**Instruction:** For each line that holds "JSON", copy the line out.

======== Materials provided

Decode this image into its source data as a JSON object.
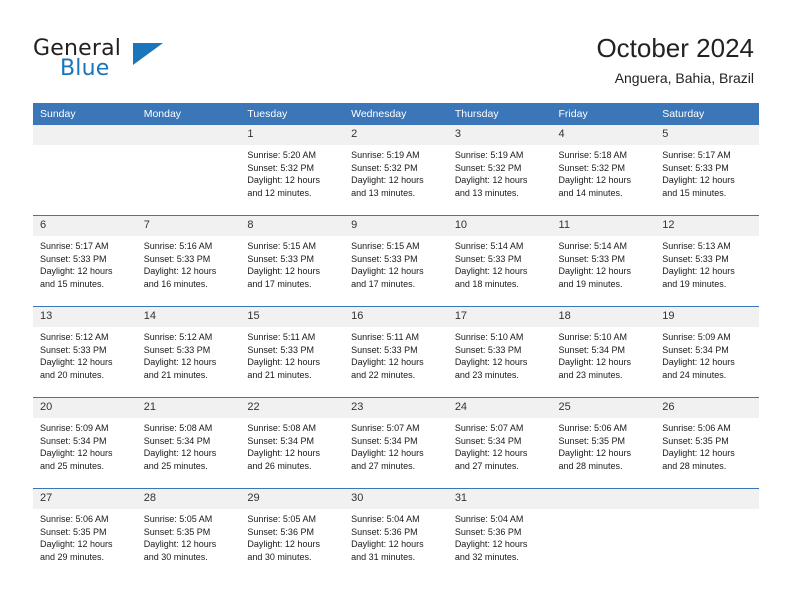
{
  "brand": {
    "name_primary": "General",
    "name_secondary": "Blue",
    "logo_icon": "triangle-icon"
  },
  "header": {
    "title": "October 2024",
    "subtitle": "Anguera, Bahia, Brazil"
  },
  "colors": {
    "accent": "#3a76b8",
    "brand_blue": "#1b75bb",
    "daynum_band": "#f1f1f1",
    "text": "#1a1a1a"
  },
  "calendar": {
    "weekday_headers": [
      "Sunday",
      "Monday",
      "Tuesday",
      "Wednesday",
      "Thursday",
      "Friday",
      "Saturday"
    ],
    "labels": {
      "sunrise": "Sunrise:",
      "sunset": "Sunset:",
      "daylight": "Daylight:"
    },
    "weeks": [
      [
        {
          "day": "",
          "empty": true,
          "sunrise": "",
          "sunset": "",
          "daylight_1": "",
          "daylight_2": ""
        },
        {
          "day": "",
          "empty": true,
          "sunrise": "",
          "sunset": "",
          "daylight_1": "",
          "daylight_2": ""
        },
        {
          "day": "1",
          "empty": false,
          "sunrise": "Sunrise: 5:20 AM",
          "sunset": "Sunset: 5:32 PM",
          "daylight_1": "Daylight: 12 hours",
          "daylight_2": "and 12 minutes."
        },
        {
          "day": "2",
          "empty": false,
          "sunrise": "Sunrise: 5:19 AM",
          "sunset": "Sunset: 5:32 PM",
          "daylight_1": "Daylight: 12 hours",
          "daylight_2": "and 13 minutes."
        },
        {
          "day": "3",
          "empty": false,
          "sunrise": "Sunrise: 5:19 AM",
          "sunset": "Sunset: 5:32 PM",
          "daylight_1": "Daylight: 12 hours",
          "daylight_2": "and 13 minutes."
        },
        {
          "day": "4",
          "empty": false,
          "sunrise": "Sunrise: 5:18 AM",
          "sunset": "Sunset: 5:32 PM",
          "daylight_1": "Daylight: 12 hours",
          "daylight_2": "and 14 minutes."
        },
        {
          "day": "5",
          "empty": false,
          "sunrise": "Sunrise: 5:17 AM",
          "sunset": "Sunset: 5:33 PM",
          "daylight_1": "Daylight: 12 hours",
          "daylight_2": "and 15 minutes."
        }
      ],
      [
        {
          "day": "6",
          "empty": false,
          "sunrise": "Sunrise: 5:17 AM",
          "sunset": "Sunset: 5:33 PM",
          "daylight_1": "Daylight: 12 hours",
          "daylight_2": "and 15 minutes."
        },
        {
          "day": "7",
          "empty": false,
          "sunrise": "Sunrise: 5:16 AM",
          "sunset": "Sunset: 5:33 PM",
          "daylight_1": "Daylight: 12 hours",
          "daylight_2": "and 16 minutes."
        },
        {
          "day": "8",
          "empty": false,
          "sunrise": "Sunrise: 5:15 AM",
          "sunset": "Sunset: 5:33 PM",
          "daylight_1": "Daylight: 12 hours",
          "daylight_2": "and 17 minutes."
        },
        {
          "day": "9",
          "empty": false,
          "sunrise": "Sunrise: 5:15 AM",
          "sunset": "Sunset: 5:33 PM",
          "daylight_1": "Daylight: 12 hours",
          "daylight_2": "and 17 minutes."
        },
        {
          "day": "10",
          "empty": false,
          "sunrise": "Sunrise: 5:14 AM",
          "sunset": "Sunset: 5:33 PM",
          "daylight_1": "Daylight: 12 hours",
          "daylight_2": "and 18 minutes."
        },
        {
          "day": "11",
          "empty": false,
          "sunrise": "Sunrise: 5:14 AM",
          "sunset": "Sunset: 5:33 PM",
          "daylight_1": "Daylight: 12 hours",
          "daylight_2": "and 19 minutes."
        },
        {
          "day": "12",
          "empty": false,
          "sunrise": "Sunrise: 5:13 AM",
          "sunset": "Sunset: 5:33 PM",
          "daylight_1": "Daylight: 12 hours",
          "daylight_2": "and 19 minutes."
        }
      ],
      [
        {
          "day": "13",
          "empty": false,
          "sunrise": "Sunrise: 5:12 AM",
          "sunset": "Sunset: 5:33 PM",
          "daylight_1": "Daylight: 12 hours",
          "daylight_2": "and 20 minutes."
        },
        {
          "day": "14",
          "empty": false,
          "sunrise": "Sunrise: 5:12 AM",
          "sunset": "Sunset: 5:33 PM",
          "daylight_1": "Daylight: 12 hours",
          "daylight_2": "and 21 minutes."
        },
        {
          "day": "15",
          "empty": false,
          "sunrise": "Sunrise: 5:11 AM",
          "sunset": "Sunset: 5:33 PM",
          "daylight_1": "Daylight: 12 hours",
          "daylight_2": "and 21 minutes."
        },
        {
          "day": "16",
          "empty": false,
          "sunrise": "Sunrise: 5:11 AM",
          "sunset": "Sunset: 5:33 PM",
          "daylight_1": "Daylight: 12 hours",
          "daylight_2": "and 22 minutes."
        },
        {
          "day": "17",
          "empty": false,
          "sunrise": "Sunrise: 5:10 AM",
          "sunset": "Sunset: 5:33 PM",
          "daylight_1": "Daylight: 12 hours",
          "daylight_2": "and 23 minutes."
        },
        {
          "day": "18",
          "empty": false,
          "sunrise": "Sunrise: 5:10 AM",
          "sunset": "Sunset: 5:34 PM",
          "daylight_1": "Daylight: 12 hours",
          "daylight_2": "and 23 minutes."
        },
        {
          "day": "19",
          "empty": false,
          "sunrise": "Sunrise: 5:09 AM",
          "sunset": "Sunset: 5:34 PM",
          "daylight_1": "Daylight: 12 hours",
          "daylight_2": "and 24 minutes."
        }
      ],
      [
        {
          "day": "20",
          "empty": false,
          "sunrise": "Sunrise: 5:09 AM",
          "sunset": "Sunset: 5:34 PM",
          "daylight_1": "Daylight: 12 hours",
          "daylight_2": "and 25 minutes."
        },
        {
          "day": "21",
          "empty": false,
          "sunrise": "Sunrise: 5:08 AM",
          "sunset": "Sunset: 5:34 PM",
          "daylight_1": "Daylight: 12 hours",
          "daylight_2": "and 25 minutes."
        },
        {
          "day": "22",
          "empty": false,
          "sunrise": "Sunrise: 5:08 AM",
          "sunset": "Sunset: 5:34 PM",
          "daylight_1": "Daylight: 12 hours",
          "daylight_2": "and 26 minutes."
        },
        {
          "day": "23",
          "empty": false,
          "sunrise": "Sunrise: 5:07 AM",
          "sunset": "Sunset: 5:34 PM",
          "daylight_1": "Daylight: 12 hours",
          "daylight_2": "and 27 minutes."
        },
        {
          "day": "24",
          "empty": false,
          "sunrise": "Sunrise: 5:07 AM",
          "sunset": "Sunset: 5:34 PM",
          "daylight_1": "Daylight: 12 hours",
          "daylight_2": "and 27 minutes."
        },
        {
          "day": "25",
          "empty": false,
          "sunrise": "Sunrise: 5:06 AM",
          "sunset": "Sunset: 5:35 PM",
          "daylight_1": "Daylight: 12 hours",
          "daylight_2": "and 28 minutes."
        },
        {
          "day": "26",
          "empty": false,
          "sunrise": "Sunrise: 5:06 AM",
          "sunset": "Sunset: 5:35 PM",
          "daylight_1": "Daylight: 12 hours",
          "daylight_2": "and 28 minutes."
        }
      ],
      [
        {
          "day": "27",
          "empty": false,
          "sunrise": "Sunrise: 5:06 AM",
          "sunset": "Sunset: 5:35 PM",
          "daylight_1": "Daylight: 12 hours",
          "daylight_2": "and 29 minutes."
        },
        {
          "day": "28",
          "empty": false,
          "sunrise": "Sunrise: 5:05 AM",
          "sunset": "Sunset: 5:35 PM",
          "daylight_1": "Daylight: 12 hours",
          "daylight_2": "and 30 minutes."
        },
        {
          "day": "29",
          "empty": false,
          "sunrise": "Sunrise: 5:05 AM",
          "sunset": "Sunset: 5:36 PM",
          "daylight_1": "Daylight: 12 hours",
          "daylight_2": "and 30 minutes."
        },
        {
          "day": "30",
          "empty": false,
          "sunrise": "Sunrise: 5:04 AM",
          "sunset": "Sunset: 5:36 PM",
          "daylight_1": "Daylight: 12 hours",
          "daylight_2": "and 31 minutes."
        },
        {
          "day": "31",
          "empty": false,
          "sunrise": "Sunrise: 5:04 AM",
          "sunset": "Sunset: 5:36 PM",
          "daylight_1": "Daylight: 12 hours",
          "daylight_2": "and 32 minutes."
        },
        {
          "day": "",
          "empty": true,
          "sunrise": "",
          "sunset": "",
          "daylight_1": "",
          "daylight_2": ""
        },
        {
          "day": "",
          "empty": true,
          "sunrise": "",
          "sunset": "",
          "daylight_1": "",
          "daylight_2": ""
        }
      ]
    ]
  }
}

================
======== Materials provided

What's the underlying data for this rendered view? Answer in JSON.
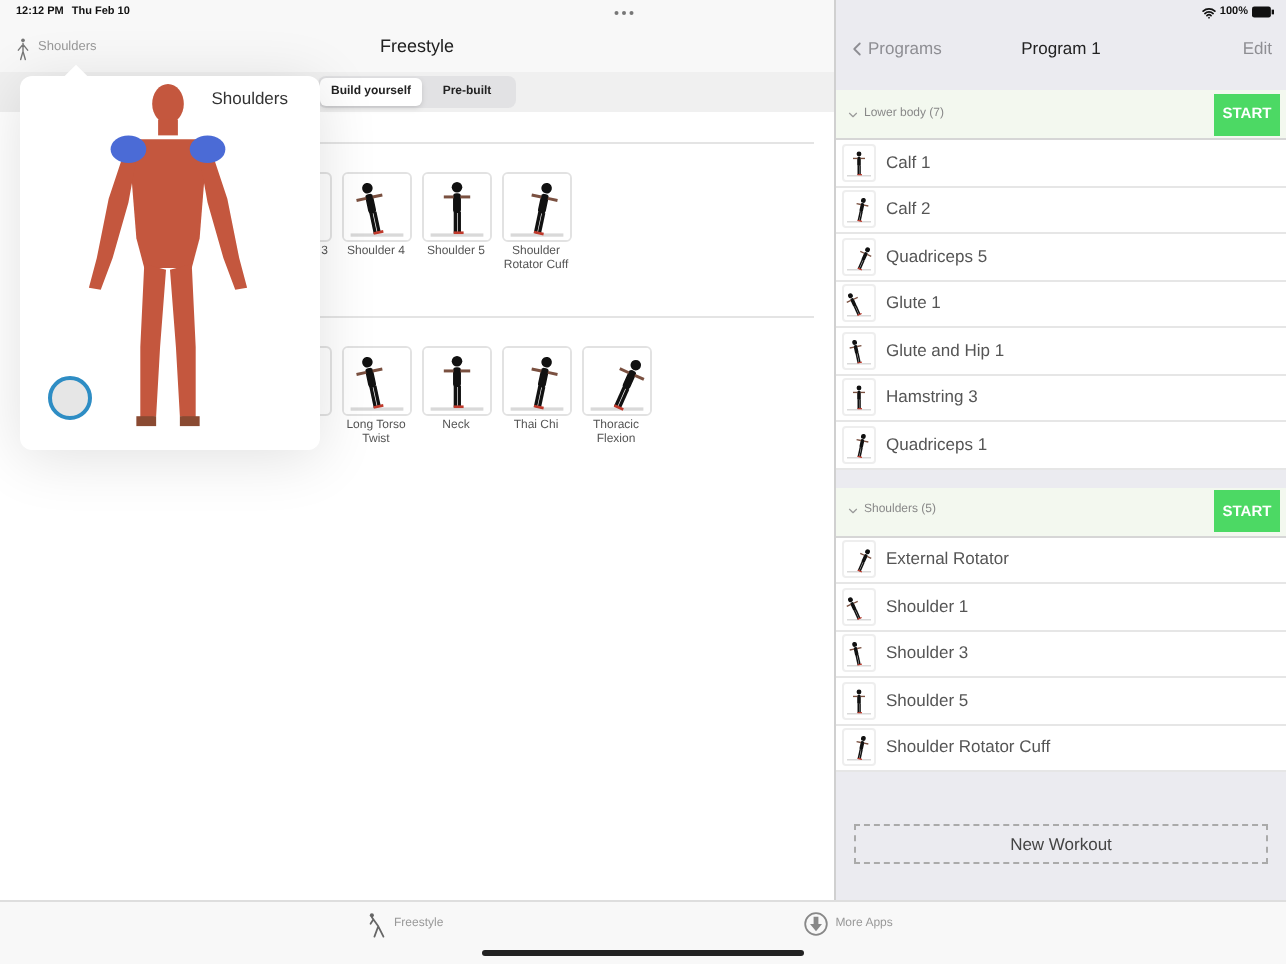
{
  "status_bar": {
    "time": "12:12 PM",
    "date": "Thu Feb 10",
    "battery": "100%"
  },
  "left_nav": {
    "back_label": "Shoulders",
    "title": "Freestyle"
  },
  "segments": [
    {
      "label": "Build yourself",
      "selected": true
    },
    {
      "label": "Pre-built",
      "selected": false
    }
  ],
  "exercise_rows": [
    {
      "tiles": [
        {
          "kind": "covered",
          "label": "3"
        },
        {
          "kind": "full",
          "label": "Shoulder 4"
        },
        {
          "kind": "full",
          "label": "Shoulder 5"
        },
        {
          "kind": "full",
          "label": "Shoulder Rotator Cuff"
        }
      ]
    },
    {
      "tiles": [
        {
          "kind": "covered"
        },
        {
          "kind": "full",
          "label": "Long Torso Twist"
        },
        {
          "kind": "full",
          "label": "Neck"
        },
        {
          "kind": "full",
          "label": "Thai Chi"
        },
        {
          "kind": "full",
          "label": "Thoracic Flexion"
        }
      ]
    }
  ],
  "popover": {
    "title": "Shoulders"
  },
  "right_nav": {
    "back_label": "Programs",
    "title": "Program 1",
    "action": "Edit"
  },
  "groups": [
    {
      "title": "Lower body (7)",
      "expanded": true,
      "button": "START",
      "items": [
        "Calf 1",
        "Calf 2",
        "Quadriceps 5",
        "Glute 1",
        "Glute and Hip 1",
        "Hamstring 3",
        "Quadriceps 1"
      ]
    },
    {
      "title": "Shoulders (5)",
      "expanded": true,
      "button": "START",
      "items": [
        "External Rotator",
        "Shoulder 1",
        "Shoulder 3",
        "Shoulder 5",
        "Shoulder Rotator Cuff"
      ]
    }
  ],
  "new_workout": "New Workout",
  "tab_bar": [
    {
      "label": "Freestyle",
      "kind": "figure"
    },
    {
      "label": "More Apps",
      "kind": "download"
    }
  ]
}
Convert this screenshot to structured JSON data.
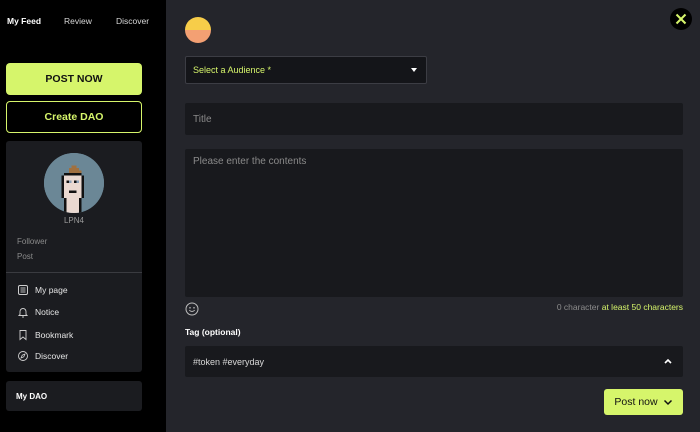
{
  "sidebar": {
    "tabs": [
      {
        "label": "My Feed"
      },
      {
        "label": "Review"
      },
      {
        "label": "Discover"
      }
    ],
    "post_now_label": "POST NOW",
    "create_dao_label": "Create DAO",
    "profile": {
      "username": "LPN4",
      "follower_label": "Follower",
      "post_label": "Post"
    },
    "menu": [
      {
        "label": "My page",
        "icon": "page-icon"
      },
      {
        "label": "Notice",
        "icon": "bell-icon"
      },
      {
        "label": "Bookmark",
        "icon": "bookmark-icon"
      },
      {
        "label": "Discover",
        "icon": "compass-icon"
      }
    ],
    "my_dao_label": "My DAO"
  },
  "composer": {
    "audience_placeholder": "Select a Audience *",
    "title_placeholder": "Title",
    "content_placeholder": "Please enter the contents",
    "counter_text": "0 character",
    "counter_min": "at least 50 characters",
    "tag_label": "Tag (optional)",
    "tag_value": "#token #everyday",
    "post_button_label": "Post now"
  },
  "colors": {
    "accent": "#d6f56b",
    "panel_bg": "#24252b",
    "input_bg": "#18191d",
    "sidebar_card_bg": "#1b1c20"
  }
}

================

**Solved exercise:**
Decode this image into its source data as a JSON object.
What's the underlying data for this rendered view? Answer in JSON.
Convert this screenshot to structured JSON data.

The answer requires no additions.